*Your goal*
The listing below is the input. Say how many of its lines contain "value", giving the number alone.

*Available records*
— begin —

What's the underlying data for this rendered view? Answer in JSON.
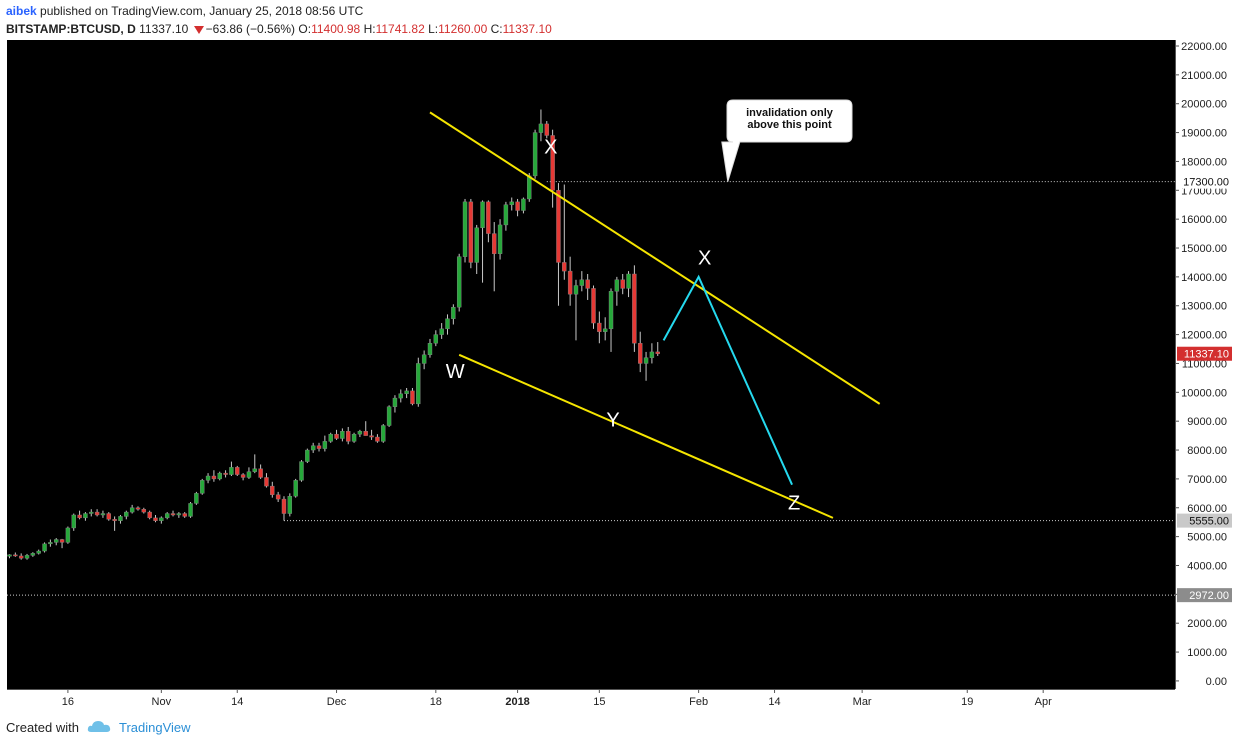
{
  "header": {
    "author": "aibek",
    "published": "published on TradingView.com, January 25, 2018 08:56 UTC",
    "symbol": "BITSTAMP:BTCUSD, D",
    "last": "11337.10",
    "change": "−63.86 (−0.56%)",
    "o_label": "O:",
    "o_val": "11400.98",
    "h_label": "H:",
    "h_val": "11741.82",
    "l_label": "L:",
    "l_val": "11260.00",
    "c_label": "C:",
    "c_val": "11337.10"
  },
  "footer": {
    "created_with": "Created with",
    "brand": "TradingView"
  },
  "colors": {
    "bg": "#000000",
    "up": "#26a83a",
    "down": "#e53935",
    "trend": "#f5e500",
    "projection": "#25d9ee",
    "price_badge": "#d32f2f"
  },
  "chart_data": {
    "type": "candlestick",
    "symbol": "BITSTAMP:BTCUSD",
    "interval": "D",
    "y_ticks": [
      0,
      1000,
      2000,
      3000,
      4000,
      5000,
      6000,
      7000,
      8000,
      9000,
      10000,
      11000,
      12000,
      13000,
      14000,
      15000,
      16000,
      17000,
      18000,
      19000,
      20000,
      21000,
      22000
    ],
    "y_tick_labels": [
      "0.00",
      "1000.00",
      "2000.00",
      "3000.00",
      "4000.00",
      "5000.00",
      "6000.00",
      "7000.00",
      "8000.00",
      "9000.00",
      "10000.00",
      "11000.00",
      "12000.00",
      "13000.00",
      "14000.00",
      "15000.00",
      "16000.00",
      "17000.00",
      "18000.00",
      "19000.00",
      "20000.00",
      "21000.00",
      "22000.00"
    ],
    "ylim": [
      0,
      22000
    ],
    "x_ticks": [
      {
        "label": "16",
        "date": "2017-10-16"
      },
      {
        "label": "Nov",
        "date": "2017-11-01"
      },
      {
        "label": "14",
        "date": "2017-11-14"
      },
      {
        "label": "Dec",
        "date": "2017-12-01"
      },
      {
        "label": "18",
        "date": "2017-12-18"
      },
      {
        "label": "2018",
        "date": "2018-01-01"
      },
      {
        "label": "15",
        "date": "2018-01-15"
      },
      {
        "label": "Feb",
        "date": "2018-02-01"
      },
      {
        "label": "14",
        "date": "2018-02-14"
      },
      {
        "label": "Mar",
        "date": "2018-03-01"
      },
      {
        "label": "19",
        "date": "2018-03-19"
      },
      {
        "label": "Apr",
        "date": "2018-04-01"
      }
    ],
    "candles": [
      [
        "2017-10-06",
        4320,
        4390,
        4250,
        4370
      ],
      [
        "2017-10-07",
        4370,
        4450,
        4300,
        4330
      ],
      [
        "2017-10-08",
        4330,
        4420,
        4200,
        4250
      ],
      [
        "2017-10-09",
        4250,
        4400,
        4200,
        4350
      ],
      [
        "2017-10-10",
        4350,
        4460,
        4300,
        4420
      ],
      [
        "2017-10-11",
        4420,
        4550,
        4380,
        4500
      ],
      [
        "2017-10-12",
        4500,
        4800,
        4450,
        4750
      ],
      [
        "2017-10-13",
        4750,
        4900,
        4650,
        4800
      ],
      [
        "2017-10-14",
        4800,
        4950,
        4700,
        4900
      ],
      [
        "2017-10-15",
        4900,
        4920,
        4600,
        4800
      ],
      [
        "2017-10-16",
        4800,
        5350,
        4750,
        5300
      ],
      [
        "2017-10-17",
        5300,
        5800,
        5200,
        5750
      ],
      [
        "2017-10-18",
        5750,
        5900,
        5600,
        5650
      ],
      [
        "2017-10-19",
        5650,
        5850,
        5550,
        5800
      ],
      [
        "2017-10-20",
        5800,
        5950,
        5700,
        5850
      ],
      [
        "2017-10-21",
        5850,
        5950,
        5700,
        5750
      ],
      [
        "2017-10-22",
        5750,
        5900,
        5650,
        5800
      ],
      [
        "2017-10-23",
        5800,
        5850,
        5550,
        5600
      ],
      [
        "2017-10-24",
        5600,
        5700,
        5200,
        5550
      ],
      [
        "2017-10-25",
        5550,
        5750,
        5450,
        5700
      ],
      [
        "2017-10-26",
        5700,
        5900,
        5600,
        5850
      ],
      [
        "2017-10-27",
        5850,
        6100,
        5800,
        6000
      ],
      [
        "2017-10-28",
        6000,
        6050,
        5900,
        5950
      ],
      [
        "2017-10-29",
        5950,
        6000,
        5800,
        5850
      ],
      [
        "2017-10-30",
        5850,
        5900,
        5600,
        5650
      ],
      [
        "2017-10-31",
        5650,
        5750,
        5500,
        5550
      ],
      [
        "2017-11-01",
        5550,
        5700,
        5450,
        5650
      ],
      [
        "2017-11-02",
        5650,
        5850,
        5600,
        5800
      ],
      [
        "2017-11-03",
        5800,
        5900,
        5700,
        5750
      ],
      [
        "2017-11-04",
        5750,
        5850,
        5650,
        5800
      ],
      [
        "2017-11-05",
        5800,
        5850,
        5650,
        5700
      ],
      [
        "2017-11-06",
        5700,
        6200,
        5650,
        6150
      ],
      [
        "2017-11-07",
        6150,
        6550,
        6100,
        6500
      ],
      [
        "2017-11-08",
        6500,
        7000,
        6450,
        6950
      ],
      [
        "2017-11-09",
        6950,
        7200,
        6850,
        7100
      ],
      [
        "2017-11-10",
        7100,
        7300,
        6900,
        7000
      ],
      [
        "2017-11-11",
        7000,
        7250,
        6950,
        7200
      ],
      [
        "2017-11-12",
        7200,
        7300,
        7050,
        7150
      ],
      [
        "2017-11-13",
        7150,
        7600,
        7100,
        7400
      ],
      [
        "2017-11-14",
        7400,
        7450,
        7100,
        7150
      ],
      [
        "2017-11-15",
        7150,
        7200,
        6950,
        7050
      ],
      [
        "2017-11-16",
        7050,
        7400,
        7000,
        7250
      ],
      [
        "2017-11-17",
        7250,
        7850,
        7200,
        7350
      ],
      [
        "2017-11-18",
        7350,
        7500,
        7000,
        7050
      ],
      [
        "2017-11-19",
        7050,
        7200,
        6700,
        6750
      ],
      [
        "2017-11-20",
        6750,
        6900,
        6350,
        6450
      ],
      [
        "2017-11-21",
        6450,
        6550,
        6200,
        6300
      ],
      [
        "2017-11-22",
        6300,
        6400,
        5555,
        5800
      ],
      [
        "2017-11-23",
        5800,
        6500,
        5700,
        6400
      ],
      [
        "2017-11-24",
        6400,
        7000,
        6350,
        6950
      ],
      [
        "2017-11-25",
        6950,
        7650,
        6900,
        7600
      ],
      [
        "2017-11-26",
        7600,
        8050,
        7550,
        8000
      ],
      [
        "2017-11-27",
        8000,
        8250,
        7900,
        8150
      ],
      [
        "2017-11-28",
        8150,
        8250,
        7950,
        8050
      ],
      [
        "2017-11-29",
        8050,
        8500,
        7950,
        8300
      ],
      [
        "2017-11-30",
        8300,
        8600,
        8250,
        8550
      ],
      [
        "2017-12-01",
        8550,
        8700,
        8350,
        8400
      ],
      [
        "2017-12-02",
        8400,
        8750,
        8300,
        8650
      ],
      [
        "2017-12-03",
        8650,
        8800,
        8200,
        8300
      ],
      [
        "2017-12-04",
        8300,
        8600,
        8250,
        8550
      ],
      [
        "2017-12-05",
        8550,
        8700,
        8450,
        8650
      ],
      [
        "2017-12-06",
        8650,
        9000,
        8500,
        8500
      ],
      [
        "2017-12-07",
        8500,
        8700,
        8350,
        8450
      ],
      [
        "2017-12-08",
        8450,
        8550,
        8250,
        8300
      ],
      [
        "2017-12-09",
        8300,
        8900,
        8250,
        8850
      ],
      [
        "2017-12-10",
        8850,
        9550,
        8800,
        9500
      ],
      [
        "2017-12-11",
        9500,
        9900,
        9300,
        9800
      ],
      [
        "2017-12-12",
        9800,
        10100,
        9650,
        9950
      ],
      [
        "2017-12-13",
        9950,
        10150,
        9800,
        10050
      ],
      [
        "2017-12-14",
        10050,
        10150,
        9550,
        9600
      ],
      [
        "2017-12-15",
        9600,
        11200,
        9500,
        11000
      ],
      [
        "2017-12-16",
        11000,
        11450,
        10800,
        11300
      ],
      [
        "2017-12-17",
        11300,
        11850,
        11200,
        11700
      ],
      [
        "2017-12-18",
        11700,
        12150,
        11600,
        12000
      ],
      [
        "2017-12-19",
        12000,
        12400,
        11850,
        12200
      ],
      [
        "2017-12-20",
        12200,
        12700,
        12000,
        12550
      ],
      [
        "2017-12-21",
        12550,
        13050,
        12350,
        12950
      ],
      [
        "2017-12-22",
        12950,
        14800,
        12800,
        14700
      ],
      [
        "2017-12-23",
        14700,
        16700,
        14500,
        16600
      ],
      [
        "2017-12-24",
        16600,
        16700,
        14300,
        14500
      ],
      [
        "2017-12-25",
        14500,
        15800,
        14100,
        15700
      ],
      [
        "2017-12-26",
        15700,
        16650,
        13800,
        16600
      ],
      [
        "2017-12-27",
        16600,
        16650,
        15200,
        15500
      ],
      [
        "2017-12-28",
        15500,
        15900,
        13500,
        14800
      ],
      [
        "2017-12-29",
        14800,
        16000,
        14600,
        15800
      ],
      [
        "2017-12-30",
        15800,
        16600,
        15600,
        16500
      ],
      [
        "2017-12-31",
        16500,
        16750,
        16300,
        16600
      ],
      [
        "2018-01-01",
        16600,
        16700,
        16100,
        16300
      ],
      [
        "2018-01-02",
        16300,
        16750,
        16200,
        16700
      ],
      [
        "2018-01-03",
        16700,
        17600,
        16600,
        17500
      ],
      [
        "2018-01-04",
        17500,
        19100,
        17400,
        19000
      ],
      [
        "2018-01-05",
        19000,
        19800,
        18700,
        19300
      ],
      [
        "2018-01-06",
        19300,
        19400,
        18800,
        18900
      ],
      [
        "2018-01-07",
        18900,
        19100,
        16400,
        17000
      ],
      [
        "2018-01-08",
        17000,
        17250,
        13000,
        14500
      ],
      [
        "2018-01-09",
        14500,
        17200,
        13900,
        14200
      ],
      [
        "2018-01-10",
        14200,
        14700,
        13000,
        13400
      ],
      [
        "2018-01-11",
        13400,
        13900,
        11800,
        13700
      ],
      [
        "2018-01-12",
        13700,
        14200,
        13500,
        13900
      ],
      [
        "2018-01-13",
        13900,
        14100,
        13200,
        13600
      ],
      [
        "2018-01-14",
        13600,
        13700,
        12200,
        12400
      ],
      [
        "2018-01-15",
        12400,
        12800,
        11700,
        12100
      ],
      [
        "2018-01-16",
        12100,
        12600,
        11800,
        12200
      ],
      [
        "2018-01-17",
        12200,
        13600,
        11400,
        13500
      ],
      [
        "2018-01-18",
        13500,
        14000,
        13000,
        13900
      ],
      [
        "2018-01-19",
        13900,
        14100,
        13400,
        13600
      ],
      [
        "2018-01-20",
        13600,
        14200,
        13300,
        14100
      ],
      [
        "2018-01-21",
        14100,
        14400,
        11400,
        11700
      ],
      [
        "2018-01-22",
        11700,
        12100,
        10700,
        11000
      ],
      [
        "2018-01-23",
        11000,
        11400,
        10400,
        11200
      ],
      [
        "2018-01-24",
        11200,
        11700,
        11000,
        11400
      ],
      [
        "2018-01-25",
        11400.98,
        11741.82,
        11260,
        11337.1
      ]
    ],
    "horizontal_levels": [
      {
        "value": 17300,
        "label": "17300.00"
      },
      {
        "value": 5555,
        "label": "5555.00"
      },
      {
        "value": 2972,
        "label": "2972.00"
      }
    ],
    "last_price": {
      "value": 11337.1,
      "label": "11337.10"
    },
    "wave_labels": [
      {
        "text": "W",
        "date": "2017-12-22",
        "price": 11300
      },
      {
        "text": "X",
        "date": "2018-01-06",
        "price": 18000
      },
      {
        "text": "Y",
        "date": "2018-01-17",
        "price": 9400
      },
      {
        "text": "X",
        "date": "2018-02-01",
        "price": 14050
      },
      {
        "text": "Z",
        "date": "2018-02-17",
        "price": 6700
      }
    ],
    "trendlines": [
      {
        "name": "upper",
        "from": {
          "date": "2017-12-17",
          "price": 19700
        },
        "to": {
          "date": "2018-03-04",
          "price": 9600
        }
      },
      {
        "name": "lower",
        "from": {
          "date": "2017-12-22",
          "price": 11300
        },
        "to": {
          "date": "2018-02-24",
          "price": 5650
        }
      }
    ],
    "projection_path": [
      {
        "date": "2018-01-26",
        "price": 11800
      },
      {
        "date": "2018-02-01",
        "price": 14000
      },
      {
        "date": "2018-02-17",
        "price": 6800
      }
    ],
    "callout": {
      "lines": [
        "invalidation only",
        "above this point"
      ],
      "date": "2018-02-06",
      "price": 17300
    }
  }
}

— end —

*Finished task*
4